## [WHAT IS EXPECTED]
Scan the data beneath this task and copy each line that includes "ylabel".

++++ RECORDS SUPPLIED ++++

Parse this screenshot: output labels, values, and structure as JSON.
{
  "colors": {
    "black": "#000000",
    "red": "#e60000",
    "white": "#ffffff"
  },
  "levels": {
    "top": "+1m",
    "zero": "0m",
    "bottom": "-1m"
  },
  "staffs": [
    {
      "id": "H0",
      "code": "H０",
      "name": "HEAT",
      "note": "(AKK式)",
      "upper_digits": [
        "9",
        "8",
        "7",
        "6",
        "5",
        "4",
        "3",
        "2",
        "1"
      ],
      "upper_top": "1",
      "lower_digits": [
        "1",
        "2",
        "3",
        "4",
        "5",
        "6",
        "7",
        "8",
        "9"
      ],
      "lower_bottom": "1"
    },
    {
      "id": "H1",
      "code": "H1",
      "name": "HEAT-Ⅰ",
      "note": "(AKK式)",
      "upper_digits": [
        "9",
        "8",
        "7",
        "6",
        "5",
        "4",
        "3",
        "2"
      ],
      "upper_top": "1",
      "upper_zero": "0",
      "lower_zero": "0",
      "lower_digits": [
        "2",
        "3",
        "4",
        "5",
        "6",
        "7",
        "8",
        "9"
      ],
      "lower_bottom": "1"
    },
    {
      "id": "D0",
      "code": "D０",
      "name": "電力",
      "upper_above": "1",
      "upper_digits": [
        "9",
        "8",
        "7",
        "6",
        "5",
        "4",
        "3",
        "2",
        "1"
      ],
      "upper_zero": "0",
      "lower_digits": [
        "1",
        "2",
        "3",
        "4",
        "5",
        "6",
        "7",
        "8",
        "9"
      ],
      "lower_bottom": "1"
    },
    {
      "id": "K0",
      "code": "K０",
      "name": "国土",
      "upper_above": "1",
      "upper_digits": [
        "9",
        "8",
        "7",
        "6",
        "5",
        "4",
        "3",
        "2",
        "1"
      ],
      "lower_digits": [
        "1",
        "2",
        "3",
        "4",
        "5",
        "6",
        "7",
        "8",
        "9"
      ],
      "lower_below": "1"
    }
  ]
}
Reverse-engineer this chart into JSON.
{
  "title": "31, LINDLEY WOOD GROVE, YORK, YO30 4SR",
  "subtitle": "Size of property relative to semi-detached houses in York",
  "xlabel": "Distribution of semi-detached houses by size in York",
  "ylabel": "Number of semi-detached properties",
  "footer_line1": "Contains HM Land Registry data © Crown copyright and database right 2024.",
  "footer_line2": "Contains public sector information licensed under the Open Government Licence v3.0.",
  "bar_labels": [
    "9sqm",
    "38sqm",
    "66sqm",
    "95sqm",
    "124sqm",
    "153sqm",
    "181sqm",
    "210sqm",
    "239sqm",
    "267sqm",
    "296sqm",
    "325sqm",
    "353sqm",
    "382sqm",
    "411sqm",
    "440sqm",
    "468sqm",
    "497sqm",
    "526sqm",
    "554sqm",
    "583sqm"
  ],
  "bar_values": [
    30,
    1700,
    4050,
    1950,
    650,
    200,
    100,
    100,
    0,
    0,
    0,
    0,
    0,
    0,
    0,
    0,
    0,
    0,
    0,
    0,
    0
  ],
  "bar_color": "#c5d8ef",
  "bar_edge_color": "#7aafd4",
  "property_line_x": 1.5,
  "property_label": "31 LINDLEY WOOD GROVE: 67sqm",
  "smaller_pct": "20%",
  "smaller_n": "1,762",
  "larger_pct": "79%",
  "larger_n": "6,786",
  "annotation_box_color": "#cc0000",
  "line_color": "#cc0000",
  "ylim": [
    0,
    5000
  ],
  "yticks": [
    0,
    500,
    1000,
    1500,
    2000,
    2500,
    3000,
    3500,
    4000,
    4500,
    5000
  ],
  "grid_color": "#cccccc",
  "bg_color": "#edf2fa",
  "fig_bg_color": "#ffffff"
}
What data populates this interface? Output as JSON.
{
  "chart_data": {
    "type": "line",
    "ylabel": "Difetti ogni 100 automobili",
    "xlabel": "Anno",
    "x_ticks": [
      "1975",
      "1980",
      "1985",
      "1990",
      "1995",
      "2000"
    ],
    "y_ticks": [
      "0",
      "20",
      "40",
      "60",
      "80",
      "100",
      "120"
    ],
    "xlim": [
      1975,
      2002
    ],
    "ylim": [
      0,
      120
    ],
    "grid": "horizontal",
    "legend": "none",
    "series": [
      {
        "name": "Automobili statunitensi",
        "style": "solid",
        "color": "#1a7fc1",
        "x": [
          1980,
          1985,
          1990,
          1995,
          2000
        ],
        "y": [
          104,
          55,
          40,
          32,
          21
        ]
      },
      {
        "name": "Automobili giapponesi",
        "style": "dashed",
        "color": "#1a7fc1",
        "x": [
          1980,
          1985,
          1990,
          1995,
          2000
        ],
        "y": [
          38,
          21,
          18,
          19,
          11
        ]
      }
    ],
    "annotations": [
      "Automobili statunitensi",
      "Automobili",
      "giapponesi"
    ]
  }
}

++++

## [PROBLEM SOLUTION]
  "ylabel": "Number of semi-detached properties",
    "ylabel": "Difetti ogni 100 automobili",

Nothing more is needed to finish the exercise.